──────── Records supplied

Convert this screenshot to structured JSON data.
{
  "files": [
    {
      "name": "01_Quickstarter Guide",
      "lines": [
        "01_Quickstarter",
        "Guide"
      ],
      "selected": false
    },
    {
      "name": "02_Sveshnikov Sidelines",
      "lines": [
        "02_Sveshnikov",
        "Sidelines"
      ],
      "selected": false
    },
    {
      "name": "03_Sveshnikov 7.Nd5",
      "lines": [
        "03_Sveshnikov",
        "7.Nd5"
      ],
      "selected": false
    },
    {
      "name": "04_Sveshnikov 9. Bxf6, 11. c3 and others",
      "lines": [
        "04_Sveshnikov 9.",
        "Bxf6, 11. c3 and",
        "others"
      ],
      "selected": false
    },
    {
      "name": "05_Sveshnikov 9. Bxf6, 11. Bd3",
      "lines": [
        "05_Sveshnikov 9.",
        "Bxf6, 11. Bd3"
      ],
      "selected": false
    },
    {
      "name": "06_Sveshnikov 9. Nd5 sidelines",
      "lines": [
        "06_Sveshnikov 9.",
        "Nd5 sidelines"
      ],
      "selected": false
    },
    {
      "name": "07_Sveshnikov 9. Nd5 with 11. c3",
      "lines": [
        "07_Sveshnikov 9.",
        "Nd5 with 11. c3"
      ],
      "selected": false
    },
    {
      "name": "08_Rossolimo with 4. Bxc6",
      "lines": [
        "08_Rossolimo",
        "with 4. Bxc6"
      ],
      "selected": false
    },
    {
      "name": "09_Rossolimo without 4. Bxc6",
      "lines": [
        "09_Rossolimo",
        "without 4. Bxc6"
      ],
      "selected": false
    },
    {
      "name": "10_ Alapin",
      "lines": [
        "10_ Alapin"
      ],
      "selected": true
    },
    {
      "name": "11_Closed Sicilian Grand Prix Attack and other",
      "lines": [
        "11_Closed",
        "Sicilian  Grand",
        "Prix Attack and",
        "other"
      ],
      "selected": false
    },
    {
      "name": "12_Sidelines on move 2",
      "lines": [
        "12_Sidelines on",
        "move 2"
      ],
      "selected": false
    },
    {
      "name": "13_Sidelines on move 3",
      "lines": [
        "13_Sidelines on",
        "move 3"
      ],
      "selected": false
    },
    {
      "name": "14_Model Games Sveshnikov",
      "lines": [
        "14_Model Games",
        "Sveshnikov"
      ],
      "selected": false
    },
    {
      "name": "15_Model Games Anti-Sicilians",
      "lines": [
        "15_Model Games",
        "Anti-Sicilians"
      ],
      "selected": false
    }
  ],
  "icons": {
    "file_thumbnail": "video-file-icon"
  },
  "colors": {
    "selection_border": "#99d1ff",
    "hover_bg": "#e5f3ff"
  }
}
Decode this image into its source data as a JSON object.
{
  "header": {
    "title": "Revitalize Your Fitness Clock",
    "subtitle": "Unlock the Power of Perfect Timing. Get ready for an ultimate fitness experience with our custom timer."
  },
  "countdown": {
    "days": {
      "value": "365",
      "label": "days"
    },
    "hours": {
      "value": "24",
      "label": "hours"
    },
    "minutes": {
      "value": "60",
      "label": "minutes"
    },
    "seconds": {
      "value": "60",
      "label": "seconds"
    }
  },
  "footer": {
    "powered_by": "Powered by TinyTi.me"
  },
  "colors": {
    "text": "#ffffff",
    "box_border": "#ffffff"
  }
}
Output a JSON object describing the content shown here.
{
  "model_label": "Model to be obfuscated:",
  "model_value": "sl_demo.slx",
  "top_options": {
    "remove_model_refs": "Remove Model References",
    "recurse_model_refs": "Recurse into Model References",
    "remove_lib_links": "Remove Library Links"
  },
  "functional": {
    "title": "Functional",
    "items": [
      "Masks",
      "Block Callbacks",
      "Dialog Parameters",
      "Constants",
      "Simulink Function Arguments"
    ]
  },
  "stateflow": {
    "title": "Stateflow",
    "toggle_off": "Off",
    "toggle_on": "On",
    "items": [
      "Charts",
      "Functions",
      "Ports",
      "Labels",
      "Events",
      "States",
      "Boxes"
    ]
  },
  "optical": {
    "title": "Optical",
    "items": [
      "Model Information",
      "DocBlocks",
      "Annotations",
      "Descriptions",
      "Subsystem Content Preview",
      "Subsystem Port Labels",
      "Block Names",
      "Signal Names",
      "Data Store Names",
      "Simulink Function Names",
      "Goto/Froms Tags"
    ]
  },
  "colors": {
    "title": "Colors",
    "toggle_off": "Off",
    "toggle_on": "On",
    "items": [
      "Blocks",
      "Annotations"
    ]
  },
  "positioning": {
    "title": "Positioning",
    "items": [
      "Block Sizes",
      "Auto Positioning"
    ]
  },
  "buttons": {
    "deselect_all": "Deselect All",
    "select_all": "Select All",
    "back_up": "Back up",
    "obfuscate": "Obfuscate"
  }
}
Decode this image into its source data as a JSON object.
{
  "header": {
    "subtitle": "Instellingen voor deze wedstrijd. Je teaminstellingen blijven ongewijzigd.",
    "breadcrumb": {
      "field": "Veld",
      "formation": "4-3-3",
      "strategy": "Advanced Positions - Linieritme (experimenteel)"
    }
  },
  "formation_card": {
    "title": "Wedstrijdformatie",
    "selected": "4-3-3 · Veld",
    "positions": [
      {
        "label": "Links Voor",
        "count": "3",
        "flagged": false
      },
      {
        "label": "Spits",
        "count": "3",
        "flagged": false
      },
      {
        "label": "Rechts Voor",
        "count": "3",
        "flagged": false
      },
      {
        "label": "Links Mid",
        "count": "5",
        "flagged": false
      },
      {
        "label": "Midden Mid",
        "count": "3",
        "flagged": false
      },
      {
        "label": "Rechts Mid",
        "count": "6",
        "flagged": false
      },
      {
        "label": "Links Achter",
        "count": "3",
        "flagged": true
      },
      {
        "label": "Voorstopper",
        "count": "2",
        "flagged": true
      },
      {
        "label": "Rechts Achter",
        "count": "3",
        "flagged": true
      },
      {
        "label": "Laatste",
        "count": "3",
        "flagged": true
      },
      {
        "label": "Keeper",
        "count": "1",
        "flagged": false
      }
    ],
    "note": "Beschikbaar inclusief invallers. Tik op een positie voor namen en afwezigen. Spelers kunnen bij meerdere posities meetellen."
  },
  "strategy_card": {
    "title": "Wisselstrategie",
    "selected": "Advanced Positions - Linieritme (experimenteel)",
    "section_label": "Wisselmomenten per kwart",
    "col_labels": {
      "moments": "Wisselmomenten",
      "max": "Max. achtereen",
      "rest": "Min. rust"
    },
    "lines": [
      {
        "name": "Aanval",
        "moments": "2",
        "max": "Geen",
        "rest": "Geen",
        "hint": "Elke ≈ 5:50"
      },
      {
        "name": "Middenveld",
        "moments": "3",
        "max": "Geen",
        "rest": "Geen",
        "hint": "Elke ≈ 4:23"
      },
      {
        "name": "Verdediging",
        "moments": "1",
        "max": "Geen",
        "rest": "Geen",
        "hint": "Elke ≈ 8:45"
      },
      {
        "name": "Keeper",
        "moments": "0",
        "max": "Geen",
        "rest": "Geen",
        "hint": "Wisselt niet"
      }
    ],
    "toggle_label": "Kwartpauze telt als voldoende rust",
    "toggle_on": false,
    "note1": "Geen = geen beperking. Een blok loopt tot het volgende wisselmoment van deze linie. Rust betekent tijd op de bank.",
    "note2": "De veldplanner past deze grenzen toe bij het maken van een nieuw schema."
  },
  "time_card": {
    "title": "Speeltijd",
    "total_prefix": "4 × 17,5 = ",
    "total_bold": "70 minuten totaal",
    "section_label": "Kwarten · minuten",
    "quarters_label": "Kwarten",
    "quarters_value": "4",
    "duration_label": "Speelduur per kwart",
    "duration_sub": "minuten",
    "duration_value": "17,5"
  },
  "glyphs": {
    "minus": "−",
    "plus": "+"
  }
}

────────────────

[Requirement]: Filter the data, keeping only the lines that contain "Remove".

[Output of the task]:
    "remove_model_refs": "Remove Model References",
    "remove_lib_links": "Remove Library Links"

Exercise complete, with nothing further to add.